Start ENTRIES SUPPLIED
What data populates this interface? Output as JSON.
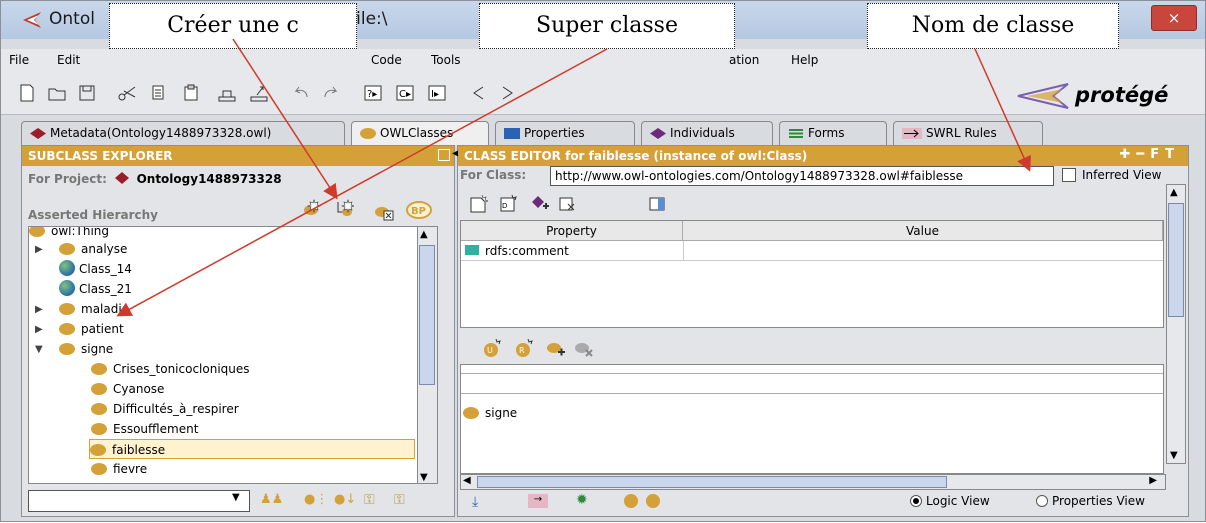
{
  "window": {
    "title": "Ontol                                      .5     (file:\\                                  uments\\Ontc",
    "close": "×"
  },
  "menu": [
    {
      "label": "File"
    },
    {
      "label": "Edit"
    },
    {
      "label": "Code"
    },
    {
      "label": "Tools"
    },
    {
      "label": "ation"
    },
    {
      "label": "Help"
    }
  ],
  "logo": "protégé",
  "tabs": [
    {
      "label": "Metadata(Ontology1488973328.owl)"
    },
    {
      "label": "OWLClasses"
    },
    {
      "label": "Properties"
    },
    {
      "label": "Individuals"
    },
    {
      "label": "Forms"
    },
    {
      "label": "SWRL Rules"
    }
  ],
  "left": {
    "header": "SUBCLASS EXPLORER",
    "project_label": "For Project:",
    "project_name": "Ontology148897332­8",
    "hierarchy_label": "Asserted Hierarchy",
    "tree": [
      {
        "label": "owl:Thing"
      },
      {
        "label": "analyse"
      },
      {
        "label": "Class_14"
      },
      {
        "label": "Class_21"
      },
      {
        "label": "maladie"
      },
      {
        "label": "patient"
      },
      {
        "label": "signe"
      },
      {
        "label": "Crises_tonicocloniques"
      },
      {
        "label": "Cyanose"
      },
      {
        "label": "Difficultés_à_respirer"
      },
      {
        "label": "Essoufflement"
      },
      {
        "label": "faiblesse"
      },
      {
        "label": "fievre"
      }
    ]
  },
  "right": {
    "header": "CLASS EDITOR for faiblesse   (instance of owl:Class)",
    "for_class_label": "For Class:",
    "for_class_value": "http://www.owl-ontologies.com/Ontology1488973328.owl#faiblesse",
    "inferred_view": "Inferred View",
    "col_property": "Property",
    "col_value": "Value",
    "row_property": "rdfs:comment",
    "superclass": "signe",
    "logic_view": "Logic View",
    "properties_view": "Properties View"
  },
  "callouts": {
    "create": "Créer une c",
    "superclass": "Super classe",
    "classname": "Nom de classe"
  },
  "colors": {
    "accent": "#d4a038",
    "header_text": "#ffffff",
    "arrow": "#d03a2a"
  }
}
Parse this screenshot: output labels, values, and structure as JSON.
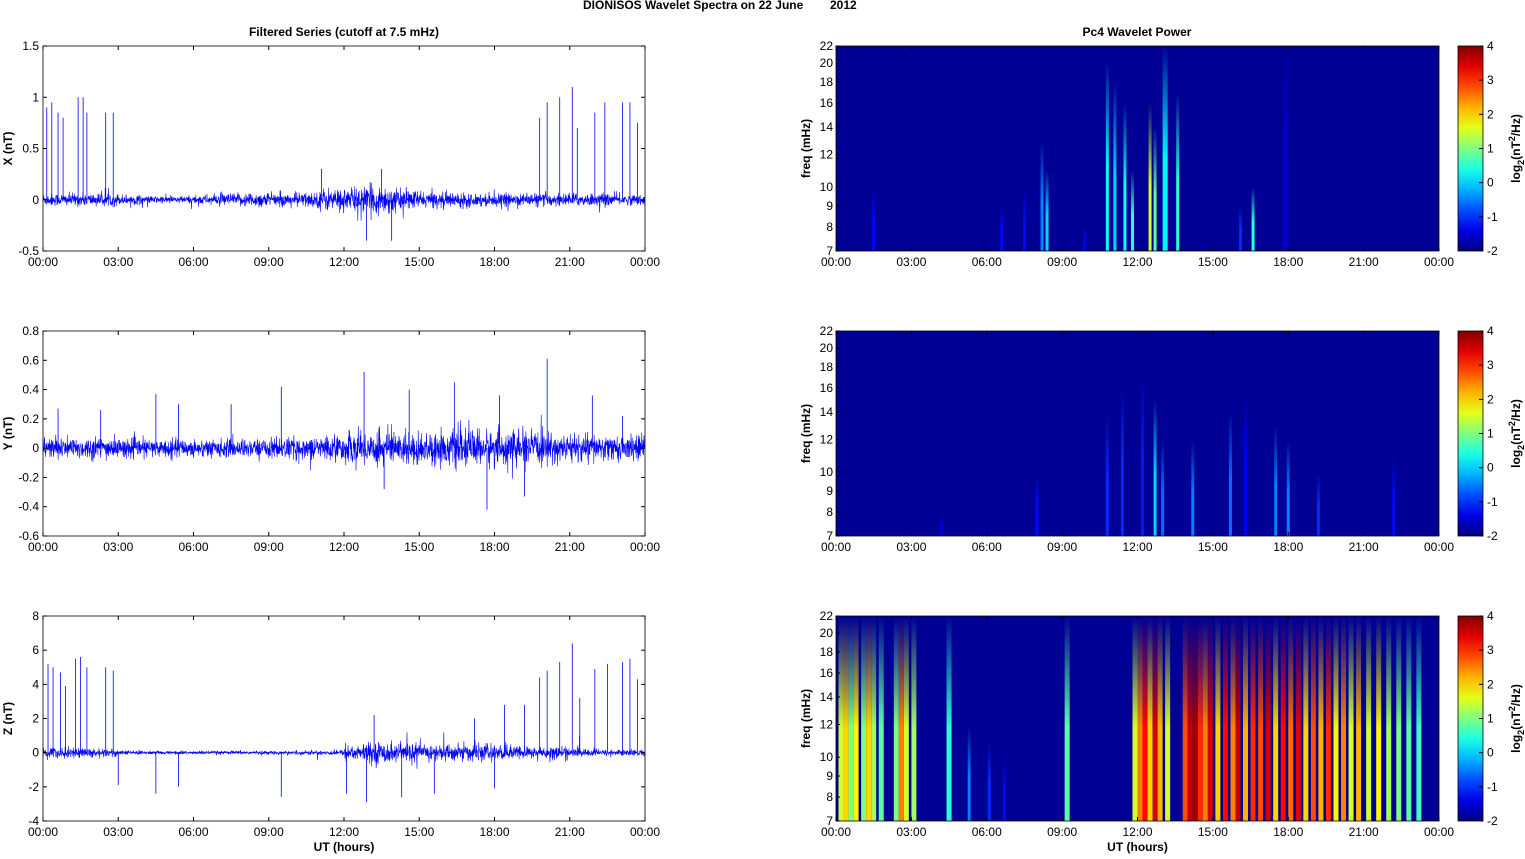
{
  "title": "DIONISOS Wavelet Spectra on 22 June",
  "year": "2012",
  "chart_data": [
    {
      "type": "line",
      "panel": "X",
      "title": "Filtered Series (cutoff at 7.5 mHz)",
      "ylabel": "X (nT)",
      "xlabel": "",
      "ylim": [
        -0.5,
        1.5
      ],
      "yticks": [
        "1.5",
        "1",
        "0.5",
        "0",
        "-0.5"
      ],
      "ytick_values": [
        1.5,
        1,
        0.5,
        0,
        -0.5
      ],
      "xlim_hours": [
        0,
        24
      ],
      "xticks": [
        "00:00",
        "03:00",
        "06:00",
        "09:00",
        "12:00",
        "15:00",
        "18:00",
        "21:00",
        "00:00"
      ],
      "noise_amplitude_by_hour": [
        0.05,
        0.05,
        0.05,
        0.04,
        0.03,
        0.03,
        0.04,
        0.05,
        0.06,
        0.05,
        0.06,
        0.09,
        0.1,
        0.11,
        0.08,
        0.06,
        0.06,
        0.05,
        0.05,
        0.05,
        0.05,
        0.05,
        0.05,
        0.04
      ],
      "spikes": [
        [
          0.15,
          0.9
        ],
        [
          0.35,
          0.95
        ],
        [
          0.6,
          0.85
        ],
        [
          0.8,
          0.8
        ],
        [
          1.4,
          1.0
        ],
        [
          1.6,
          1.0
        ],
        [
          1.75,
          0.85
        ],
        [
          2.5,
          0.85
        ],
        [
          2.8,
          0.85
        ],
        [
          11.1,
          0.3
        ],
        [
          13.5,
          0.3
        ],
        [
          13.9,
          -0.4
        ],
        [
          12.9,
          -0.4
        ],
        [
          19.8,
          0.8
        ],
        [
          20.1,
          0.95
        ],
        [
          20.6,
          1.0
        ],
        [
          21.1,
          1.1
        ],
        [
          21.3,
          0.7
        ],
        [
          22.0,
          0.85
        ],
        [
          22.4,
          0.95
        ],
        [
          23.1,
          0.95
        ],
        [
          23.4,
          0.95
        ],
        [
          23.7,
          0.75
        ]
      ]
    },
    {
      "type": "line",
      "panel": "Y",
      "ylabel": "Y (nT)",
      "xlabel": "",
      "ylim": [
        -0.6,
        0.8
      ],
      "yticks": [
        "0.8",
        "0.6",
        "0.4",
        "0.2",
        "0",
        "-0.2",
        "-0.4",
        "-0.6"
      ],
      "ytick_values": [
        0.8,
        0.6,
        0.4,
        0.2,
        0,
        -0.2,
        -0.4,
        -0.6
      ],
      "xlim_hours": [
        0,
        24
      ],
      "xticks": [
        "00:00",
        "03:00",
        "06:00",
        "09:00",
        "12:00",
        "15:00",
        "18:00",
        "21:00",
        "00:00"
      ],
      "noise_amplitude_by_hour": [
        0.06,
        0.06,
        0.06,
        0.05,
        0.05,
        0.05,
        0.05,
        0.05,
        0.05,
        0.06,
        0.06,
        0.07,
        0.09,
        0.1,
        0.09,
        0.09,
        0.1,
        0.1,
        0.1,
        0.09,
        0.08,
        0.08,
        0.07,
        0.07
      ],
      "spikes": [
        [
          0.6,
          0.27
        ],
        [
          2.3,
          0.26
        ],
        [
          4.5,
          0.37
        ],
        [
          5.4,
          0.3
        ],
        [
          7.5,
          0.3
        ],
        [
          9.5,
          0.42
        ],
        [
          12.8,
          0.52
        ],
        [
          13.6,
          -0.28
        ],
        [
          14.6,
          0.4
        ],
        [
          16.4,
          0.45
        ],
        [
          17.7,
          -0.42
        ],
        [
          18.2,
          0.36
        ],
        [
          19.2,
          -0.33
        ],
        [
          20.1,
          0.61
        ],
        [
          21.9,
          0.36
        ],
        [
          23.1,
          0.22
        ]
      ]
    },
    {
      "type": "line",
      "panel": "Z",
      "ylabel": "Z (nT)",
      "xlabel": "UT (hours)",
      "ylim": [
        -4,
        8
      ],
      "yticks": [
        "8",
        "6",
        "4",
        "2",
        "0",
        "-2",
        "-4"
      ],
      "ytick_values": [
        8,
        6,
        4,
        2,
        0,
        -2,
        -4
      ],
      "xlim_hours": [
        0,
        24
      ],
      "xticks": [
        "00:00",
        "03:00",
        "06:00",
        "09:00",
        "12:00",
        "15:00",
        "18:00",
        "21:00",
        "00:00"
      ],
      "noise_amplitude_by_hour": [
        0.25,
        0.25,
        0.2,
        0.1,
        0.08,
        0.08,
        0.08,
        0.08,
        0.08,
        0.08,
        0.1,
        0.12,
        0.4,
        0.5,
        0.45,
        0.4,
        0.4,
        0.4,
        0.35,
        0.3,
        0.3,
        0.2,
        0.15,
        0.15
      ],
      "spikes": [
        [
          0.2,
          5.2
        ],
        [
          0.4,
          5.0
        ],
        [
          0.7,
          4.7
        ],
        [
          0.9,
          3.9
        ],
        [
          1.3,
          5.5
        ],
        [
          1.5,
          5.6
        ],
        [
          1.75,
          5.0
        ],
        [
          2.5,
          5.0
        ],
        [
          2.8,
          4.8
        ],
        [
          3.0,
          -1.9
        ],
        [
          4.5,
          -2.4
        ],
        [
          5.4,
          -2.0
        ],
        [
          9.5,
          -2.6
        ],
        [
          12.1,
          -2.4
        ],
        [
          12.9,
          -2.9
        ],
        [
          13.2,
          2.2
        ],
        [
          14.3,
          -2.6
        ],
        [
          15.6,
          -2.4
        ],
        [
          17.2,
          2.0
        ],
        [
          18.0,
          -2.1
        ],
        [
          18.4,
          2.8
        ],
        [
          19.2,
          2.8
        ],
        [
          19.8,
          4.4
        ],
        [
          20.1,
          4.8
        ],
        [
          20.6,
          5.3
        ],
        [
          21.1,
          6.4
        ],
        [
          21.4,
          3.2
        ],
        [
          22.0,
          4.9
        ],
        [
          22.5,
          5.2
        ],
        [
          23.1,
          5.3
        ],
        [
          23.4,
          5.5
        ],
        [
          23.7,
          4.3
        ]
      ]
    },
    {
      "type": "heatmap",
      "panel": "X",
      "title": "Pc4 Wavelet Power",
      "ylabel": "freq (mHz)",
      "xlabel": "",
      "ylim_mHz": [
        7,
        22
      ],
      "yscale": "log",
      "yticks": [
        "22",
        "20",
        "18",
        "16",
        "14",
        "12",
        "10",
        "9",
        "8",
        "7"
      ],
      "ytick_values": [
        22,
        20,
        18,
        16,
        14,
        12,
        10,
        9,
        8,
        7
      ],
      "xticks": [
        "00:00",
        "03:00",
        "06:00",
        "09:00",
        "12:00",
        "15:00",
        "18:00",
        "21:00",
        "00:00"
      ],
      "clim": [
        -2,
        4
      ],
      "cticks": [
        "4",
        "3",
        "2",
        "1",
        "0",
        "-1",
        "-2"
      ],
      "ctick_values": [
        4,
        3,
        2,
        1,
        0,
        -1,
        -2
      ],
      "bursts_hour_fmax_power": [
        [
          1.5,
          10,
          -1.2
        ],
        [
          6.6,
          9,
          -1.2
        ],
        [
          7.5,
          10,
          -1.2
        ],
        [
          8.2,
          13,
          -0.5
        ],
        [
          8.4,
          11,
          0
        ],
        [
          9.9,
          8,
          -1.3
        ],
        [
          10.8,
          20,
          0.3
        ],
        [
          11.1,
          18,
          0
        ],
        [
          11.5,
          16,
          0.3
        ],
        [
          11.8,
          11,
          0.5
        ],
        [
          12.5,
          16,
          1.5
        ],
        [
          12.7,
          14,
          0.8
        ],
        [
          13.1,
          22,
          0.2
        ],
        [
          13.6,
          17,
          0.5
        ],
        [
          16.1,
          9,
          -1
        ],
        [
          16.6,
          10,
          0.5
        ],
        [
          17.9,
          22,
          -1.5
        ]
      ]
    },
    {
      "type": "heatmap",
      "panel": "Y",
      "ylabel": "freq (mHz)",
      "xlabel": "",
      "ylim_mHz": [
        7,
        22
      ],
      "yscale": "log",
      "yticks": [
        "22",
        "20",
        "18",
        "16",
        "14",
        "12",
        "10",
        "9",
        "8",
        "7"
      ],
      "ytick_values": [
        22,
        20,
        18,
        16,
        14,
        12,
        10,
        9,
        8,
        7
      ],
      "xticks": [
        "00:00",
        "03:00",
        "06:00",
        "09:00",
        "12:00",
        "15:00",
        "18:00",
        "21:00",
        "00:00"
      ],
      "clim": [
        -2,
        4
      ],
      "cticks": [
        "4",
        "3",
        "2",
        "1",
        "0",
        "-1",
        "-2"
      ],
      "ctick_values": [
        4,
        3,
        2,
        1,
        0,
        -1,
        -2
      ],
      "bursts_hour_fmax_power": [
        [
          4.2,
          8,
          -1.5
        ],
        [
          8,
          10,
          -1.2
        ],
        [
          10.8,
          14,
          -1
        ],
        [
          11.4,
          16,
          -1
        ],
        [
          12.2,
          17,
          -1.1
        ],
        [
          12.7,
          15,
          0
        ],
        [
          13,
          12,
          -0.6
        ],
        [
          14.2,
          12,
          -0.5
        ],
        [
          15.7,
          14,
          -0.6
        ],
        [
          16.3,
          16,
          -1.3
        ],
        [
          17.5,
          13,
          -0.5
        ],
        [
          18,
          12,
          -0.5
        ],
        [
          19.2,
          10,
          -1
        ],
        [
          22.2,
          11,
          -1.2
        ]
      ]
    },
    {
      "type": "heatmap",
      "panel": "Z",
      "ylabel": "freq (mHz)",
      "xlabel": "UT (hours)",
      "ylim_mHz": [
        7,
        22
      ],
      "yscale": "log",
      "yticks": [
        "22",
        "20",
        "18",
        "16",
        "14",
        "12",
        "10",
        "9",
        "8",
        "7"
      ],
      "ytick_values": [
        22,
        20,
        18,
        16,
        14,
        12,
        10,
        9,
        8,
        7
      ],
      "xticks": [
        "00:00",
        "03:00",
        "06:00",
        "09:00",
        "12:00",
        "15:00",
        "18:00",
        "21:00",
        "00:00"
      ],
      "clim": [
        -2,
        4
      ],
      "cticks": [
        "4",
        "3",
        "2",
        "1",
        "0",
        "-1",
        "-2"
      ],
      "ctick_values": [
        4,
        3,
        2,
        1,
        0,
        -1,
        -2
      ],
      "bursts_hour_fmax_power": [
        [
          0.2,
          22,
          1.5
        ],
        [
          0.4,
          22,
          2
        ],
        [
          0.6,
          22,
          1
        ],
        [
          0.8,
          22,
          1.8
        ],
        [
          1.1,
          22,
          1
        ],
        [
          1.3,
          22,
          2
        ],
        [
          1.5,
          22,
          1.2
        ],
        [
          1.8,
          22,
          0.8
        ],
        [
          2.4,
          22,
          1
        ],
        [
          2.6,
          22,
          2.5
        ],
        [
          2.8,
          22,
          1.5
        ],
        [
          3.1,
          22,
          1.2
        ],
        [
          4.5,
          22,
          0.5
        ],
        [
          5.3,
          12,
          -0.5
        ],
        [
          6.1,
          11,
          -1
        ],
        [
          6.7,
          10,
          -1.2
        ],
        [
          9.2,
          22,
          0.8
        ],
        [
          11.9,
          22,
          1.5
        ],
        [
          12.1,
          22,
          2.5
        ],
        [
          12.3,
          22,
          3.2
        ],
        [
          12.5,
          22,
          2
        ],
        [
          12.7,
          22,
          3.5
        ],
        [
          12.9,
          22,
          2.2
        ],
        [
          13.2,
          22,
          1.5
        ],
        [
          13.9,
          22,
          2.8
        ],
        [
          14.1,
          22,
          3.6
        ],
        [
          14.3,
          22,
          3.8
        ],
        [
          14.5,
          22,
          3
        ],
        [
          14.7,
          22,
          2.5
        ],
        [
          14.9,
          22,
          3.5
        ],
        [
          15.2,
          22,
          2
        ],
        [
          15.5,
          22,
          3.2
        ],
        [
          15.8,
          22,
          2.5
        ],
        [
          16.0,
          22,
          3.6
        ],
        [
          16.3,
          22,
          2.2
        ],
        [
          16.6,
          22,
          3
        ],
        [
          16.9,
          22,
          2.8
        ],
        [
          17.2,
          22,
          3.5
        ],
        [
          17.5,
          22,
          2
        ],
        [
          17.8,
          22,
          3.2
        ],
        [
          18.1,
          22,
          2.6
        ],
        [
          18.4,
          22,
          3.4
        ],
        [
          18.7,
          22,
          2
        ],
        [
          19.0,
          22,
          2.8
        ],
        [
          19.3,
          22,
          2.2
        ],
        [
          19.6,
          22,
          3
        ],
        [
          19.9,
          22,
          1.8
        ],
        [
          20.2,
          22,
          2.5
        ],
        [
          20.5,
          22,
          1.5
        ],
        [
          20.8,
          22,
          2.2
        ],
        [
          21.2,
          22,
          1.5
        ],
        [
          21.6,
          22,
          1.8
        ],
        [
          22.0,
          22,
          1.2
        ],
        [
          22.4,
          22,
          1
        ],
        [
          22.8,
          22,
          0.8
        ],
        [
          23.2,
          22,
          0.6
        ]
      ]
    }
  ],
  "colorbar_label": {
    "base": "log",
    "sub": "2",
    "pre": "(nT",
    "sup": "2",
    "post": "/Hz)"
  },
  "colors": {
    "series": "#0000ff",
    "background_low": "#00008f"
  }
}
End ENTRIES SUPPLIED
◆ GIVEN INSTRUCTION
Gather each line of the records holding the string "View".

◆ OUTPUT OF THE TASK
    "inferred_view": "Inferred View",
    "logic_view": "Logic View",
    "properties_view": "Properties View"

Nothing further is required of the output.